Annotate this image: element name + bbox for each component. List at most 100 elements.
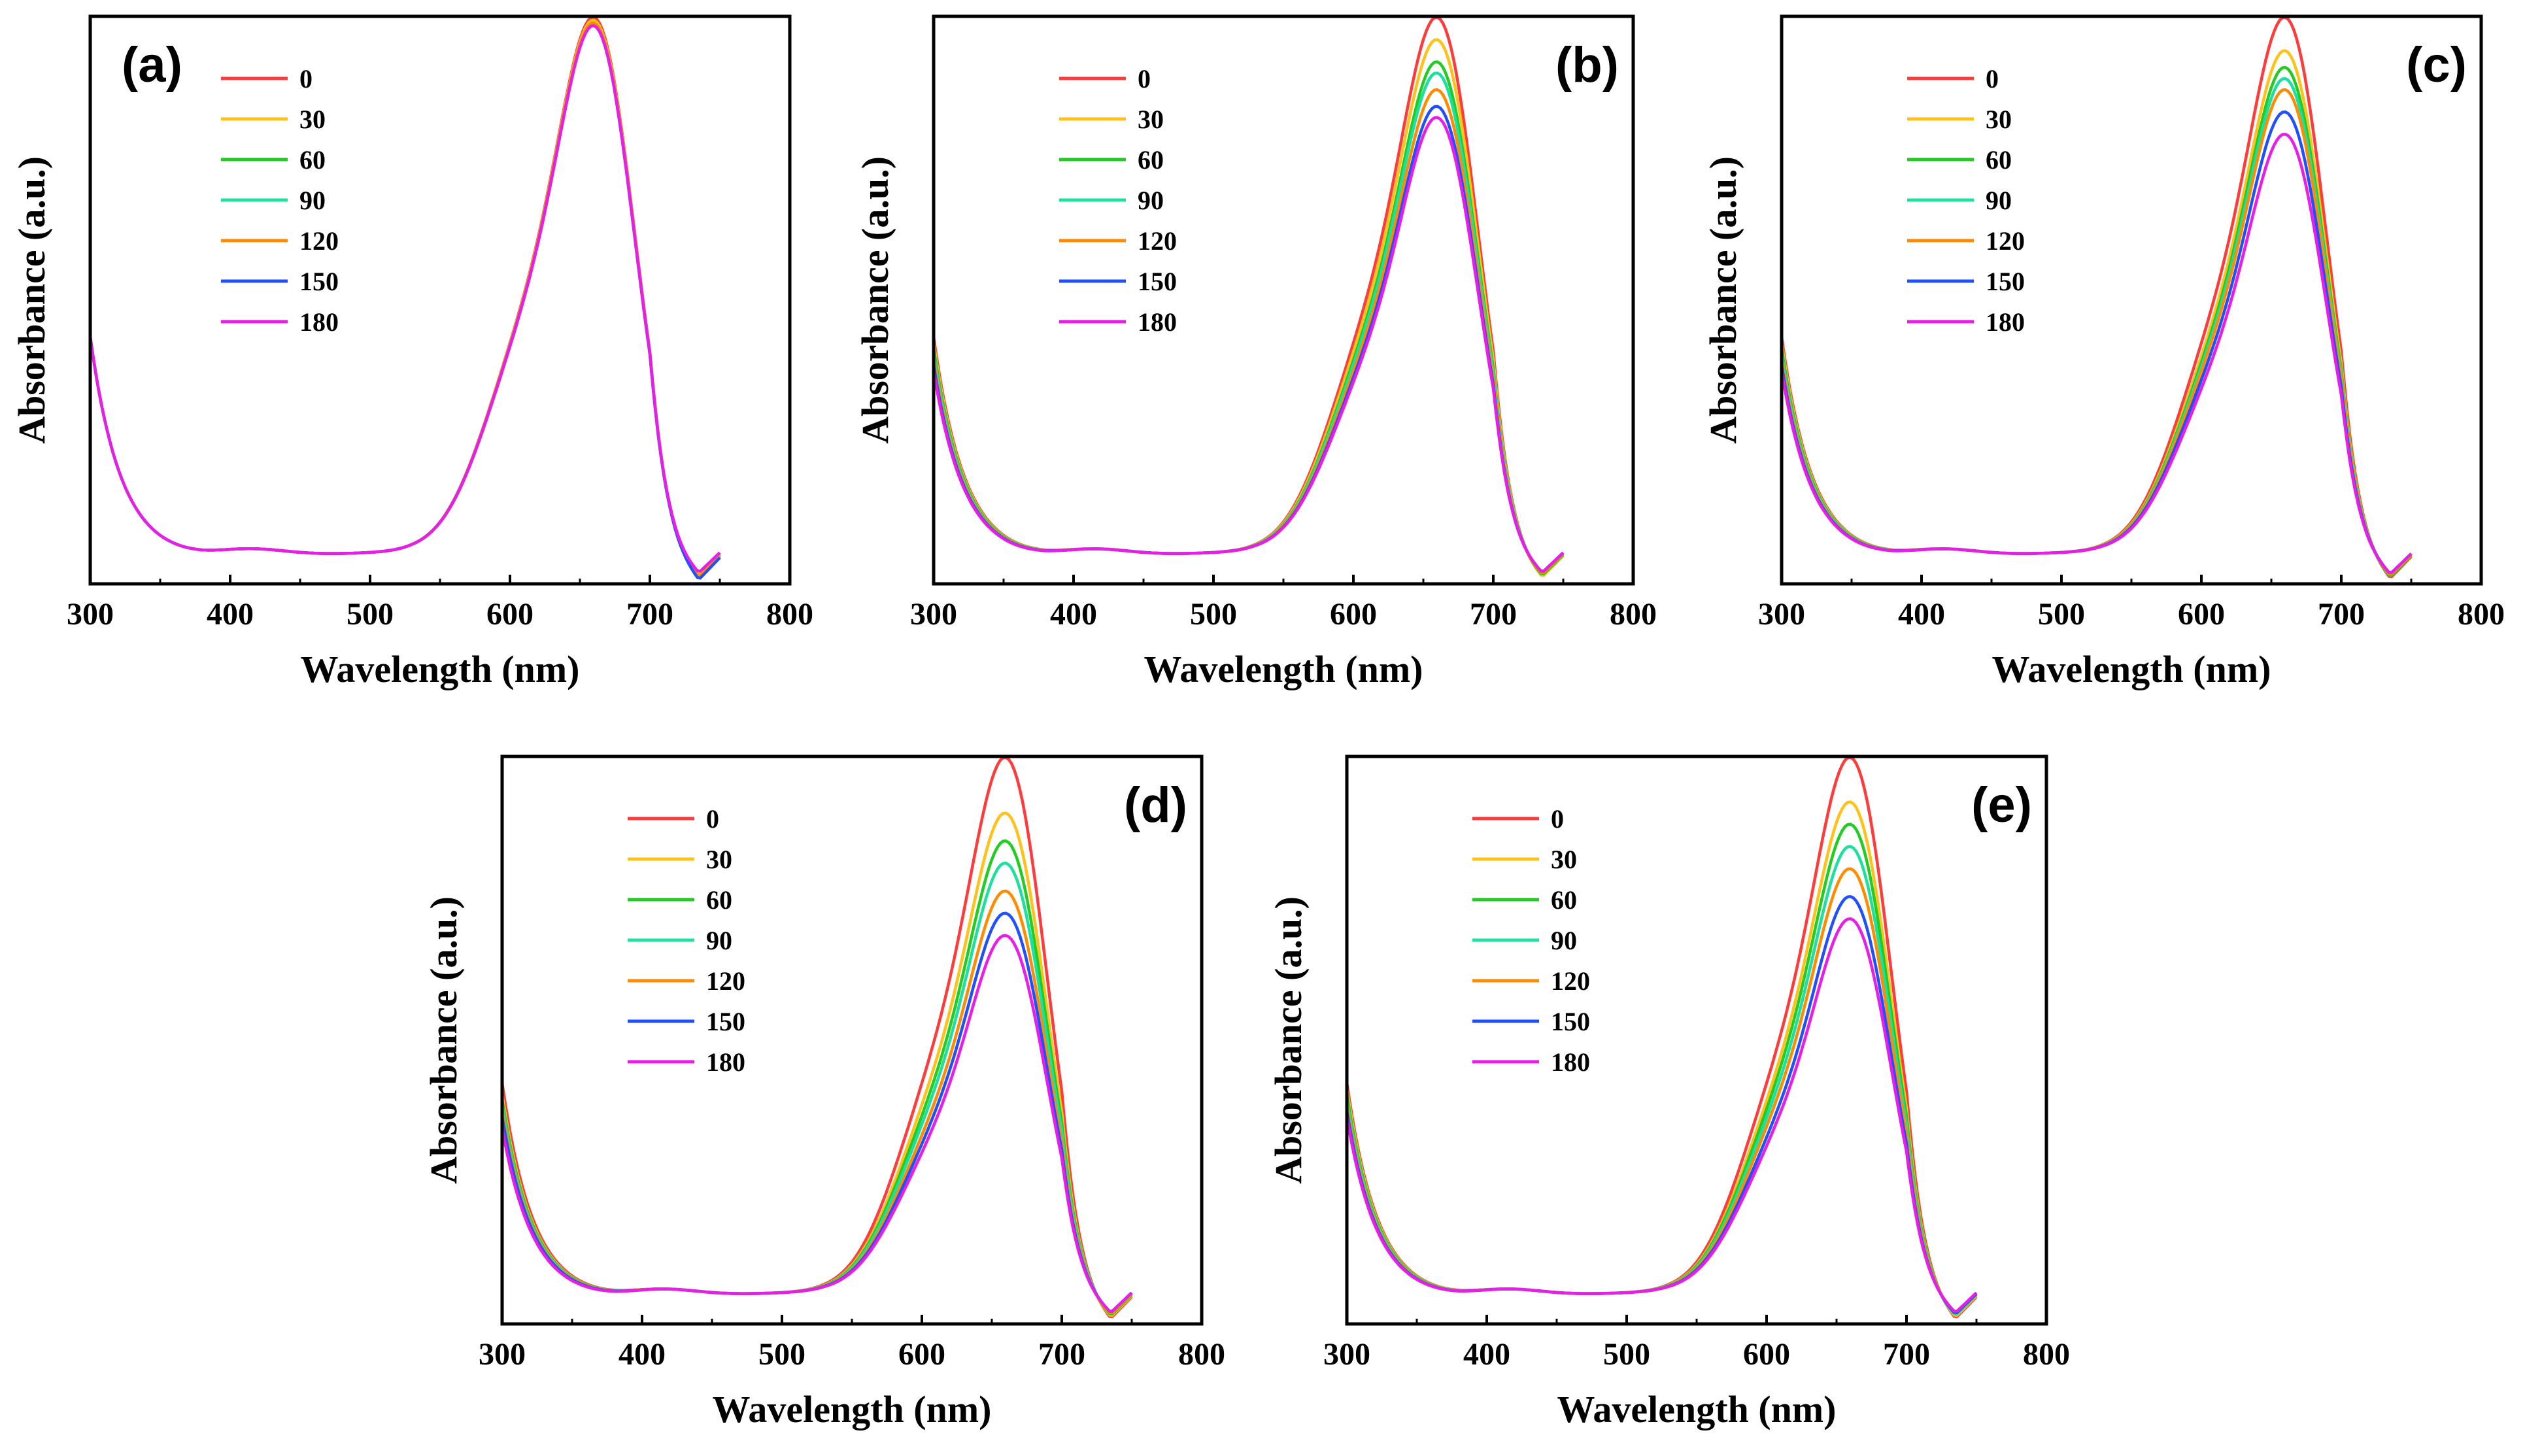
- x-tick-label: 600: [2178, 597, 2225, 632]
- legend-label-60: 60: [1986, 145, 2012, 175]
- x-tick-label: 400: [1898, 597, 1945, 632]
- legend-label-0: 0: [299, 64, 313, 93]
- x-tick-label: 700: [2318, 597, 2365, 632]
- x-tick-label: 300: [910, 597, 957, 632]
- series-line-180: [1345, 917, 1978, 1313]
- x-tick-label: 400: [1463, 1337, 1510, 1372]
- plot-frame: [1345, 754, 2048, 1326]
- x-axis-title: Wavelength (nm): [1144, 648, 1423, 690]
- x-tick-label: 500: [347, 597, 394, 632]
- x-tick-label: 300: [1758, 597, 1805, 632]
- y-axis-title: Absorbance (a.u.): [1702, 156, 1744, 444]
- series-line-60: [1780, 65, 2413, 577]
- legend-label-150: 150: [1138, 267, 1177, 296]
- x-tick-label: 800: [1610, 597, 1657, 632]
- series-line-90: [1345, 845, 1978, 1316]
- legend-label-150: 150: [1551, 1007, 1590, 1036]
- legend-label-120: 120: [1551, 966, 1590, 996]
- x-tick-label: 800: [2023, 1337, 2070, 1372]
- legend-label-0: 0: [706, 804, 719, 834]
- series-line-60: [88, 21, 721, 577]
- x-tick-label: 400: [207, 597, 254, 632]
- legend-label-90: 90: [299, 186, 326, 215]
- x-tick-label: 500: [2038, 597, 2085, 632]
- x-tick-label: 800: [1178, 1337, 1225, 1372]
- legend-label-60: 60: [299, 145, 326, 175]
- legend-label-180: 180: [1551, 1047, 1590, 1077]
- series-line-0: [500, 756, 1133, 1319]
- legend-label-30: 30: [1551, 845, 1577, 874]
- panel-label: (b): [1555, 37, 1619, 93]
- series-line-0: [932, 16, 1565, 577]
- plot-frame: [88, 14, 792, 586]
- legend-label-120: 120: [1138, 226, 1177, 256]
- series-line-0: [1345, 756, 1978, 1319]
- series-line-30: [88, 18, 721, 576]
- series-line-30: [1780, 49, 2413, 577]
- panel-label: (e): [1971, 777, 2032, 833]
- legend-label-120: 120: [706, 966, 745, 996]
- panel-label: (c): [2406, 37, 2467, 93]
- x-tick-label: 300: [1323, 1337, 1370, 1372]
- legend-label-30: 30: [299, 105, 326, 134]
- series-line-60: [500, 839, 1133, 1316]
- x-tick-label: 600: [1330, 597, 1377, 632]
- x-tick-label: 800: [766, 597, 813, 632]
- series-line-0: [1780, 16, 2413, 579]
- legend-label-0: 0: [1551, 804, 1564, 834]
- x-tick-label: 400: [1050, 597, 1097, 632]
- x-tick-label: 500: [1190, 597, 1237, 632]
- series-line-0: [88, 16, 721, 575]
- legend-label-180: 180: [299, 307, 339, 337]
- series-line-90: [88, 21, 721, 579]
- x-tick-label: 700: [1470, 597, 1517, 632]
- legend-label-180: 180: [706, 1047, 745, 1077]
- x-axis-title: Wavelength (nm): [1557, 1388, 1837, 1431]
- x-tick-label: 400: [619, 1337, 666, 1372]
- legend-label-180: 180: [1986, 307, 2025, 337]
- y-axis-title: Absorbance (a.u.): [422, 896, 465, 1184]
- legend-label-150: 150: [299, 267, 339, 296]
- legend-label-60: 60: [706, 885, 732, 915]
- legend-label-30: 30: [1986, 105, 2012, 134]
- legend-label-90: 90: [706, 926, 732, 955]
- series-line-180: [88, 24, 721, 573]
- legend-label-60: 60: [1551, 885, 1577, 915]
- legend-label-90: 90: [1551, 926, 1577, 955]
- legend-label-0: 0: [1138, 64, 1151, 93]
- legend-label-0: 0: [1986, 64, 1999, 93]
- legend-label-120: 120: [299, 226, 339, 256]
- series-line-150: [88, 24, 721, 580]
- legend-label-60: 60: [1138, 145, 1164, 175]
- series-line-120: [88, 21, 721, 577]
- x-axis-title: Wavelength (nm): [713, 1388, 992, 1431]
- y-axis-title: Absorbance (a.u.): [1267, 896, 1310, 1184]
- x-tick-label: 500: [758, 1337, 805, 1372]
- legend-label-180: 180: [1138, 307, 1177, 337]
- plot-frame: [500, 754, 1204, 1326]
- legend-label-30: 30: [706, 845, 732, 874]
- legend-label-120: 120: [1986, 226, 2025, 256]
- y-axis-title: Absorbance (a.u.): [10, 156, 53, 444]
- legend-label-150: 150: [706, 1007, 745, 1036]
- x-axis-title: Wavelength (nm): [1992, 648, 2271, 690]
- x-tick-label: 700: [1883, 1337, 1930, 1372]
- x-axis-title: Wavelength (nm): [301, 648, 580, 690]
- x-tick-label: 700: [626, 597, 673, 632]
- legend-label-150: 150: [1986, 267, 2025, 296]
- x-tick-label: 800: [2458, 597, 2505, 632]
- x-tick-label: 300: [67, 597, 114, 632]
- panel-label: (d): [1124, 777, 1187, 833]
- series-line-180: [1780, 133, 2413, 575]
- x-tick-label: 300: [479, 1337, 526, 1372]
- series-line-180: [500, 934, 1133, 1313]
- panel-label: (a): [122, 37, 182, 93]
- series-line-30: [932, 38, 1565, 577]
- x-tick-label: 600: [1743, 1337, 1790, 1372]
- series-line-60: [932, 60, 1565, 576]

• • • • • • •

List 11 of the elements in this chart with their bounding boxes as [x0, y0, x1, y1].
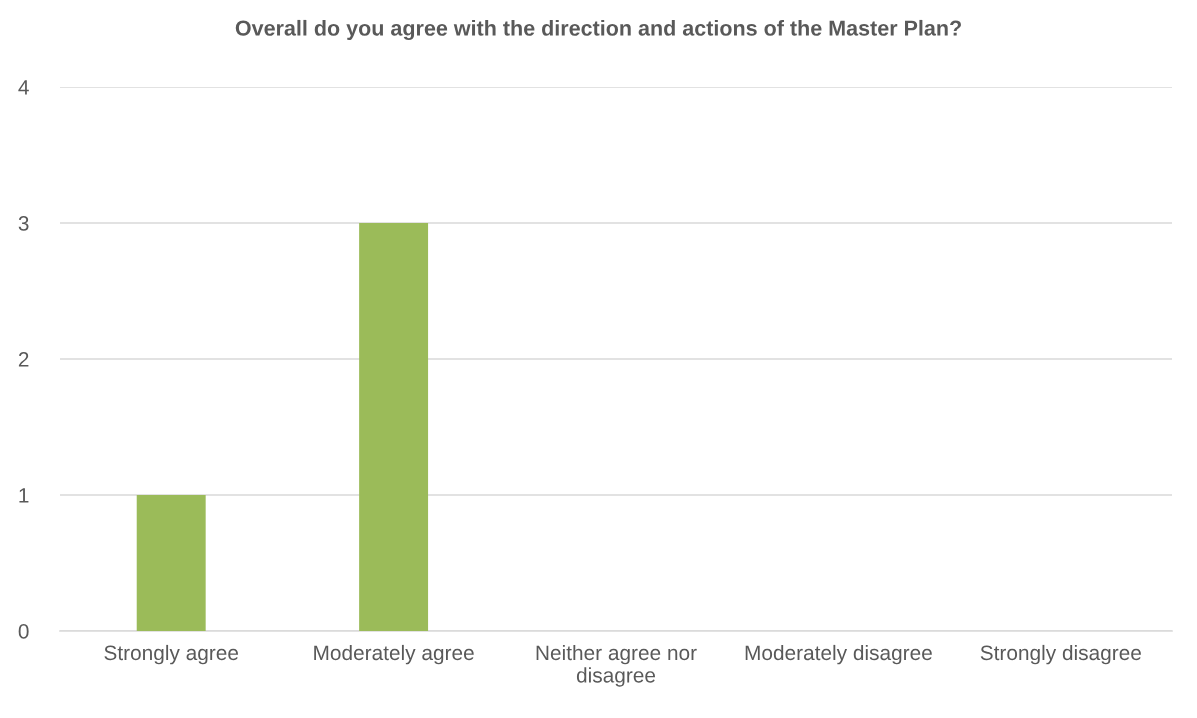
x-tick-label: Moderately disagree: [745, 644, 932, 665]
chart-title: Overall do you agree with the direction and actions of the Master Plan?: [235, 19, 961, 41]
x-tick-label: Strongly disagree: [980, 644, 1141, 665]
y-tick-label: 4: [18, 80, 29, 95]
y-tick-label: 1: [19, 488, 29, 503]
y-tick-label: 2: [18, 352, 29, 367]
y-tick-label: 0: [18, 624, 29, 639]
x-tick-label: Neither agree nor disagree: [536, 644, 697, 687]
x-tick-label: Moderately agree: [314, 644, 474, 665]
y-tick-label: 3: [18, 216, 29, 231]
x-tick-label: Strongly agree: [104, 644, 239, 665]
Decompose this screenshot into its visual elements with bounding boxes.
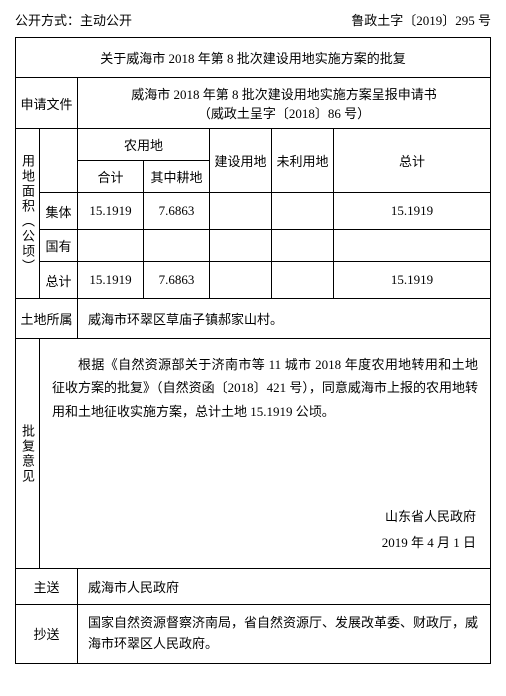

• • • • • • •

> Given exercise:
Rewrite the entries starting at the line containing "List 11 of the" and ending at the line containing "Decompose this screenshot", swapping "bounding boxes" for "box coordinates" and changing nothing else. Leave the pictures out.

> Task answer:
List 11 of the elements in this chart with their box coordinates as [x0, y0, x1, y1].
x-tick-label: Moderately disagree: [745, 644, 932, 665]
chart-title: Overall do you agree with the direction and actions of the Master Plan?: [235, 19, 961, 41]
x-tick-label: Strongly disagree: [980, 644, 1141, 665]
y-tick-label: 4: [18, 80, 29, 95]
y-tick-label: 1: [19, 488, 29, 503]
y-tick-label: 2: [18, 352, 29, 367]
y-tick-label: 0: [18, 624, 29, 639]
x-tick-label: Neither agree nor disagree: [536, 644, 697, 687]
x-tick-label: Moderately agree: [314, 644, 474, 665]
y-tick-label: 3: [18, 216, 29, 231]
x-tick-label: Strongly agree: [104, 644, 239, 665]
Decompose this screenshot into its visual elements with box coordinates.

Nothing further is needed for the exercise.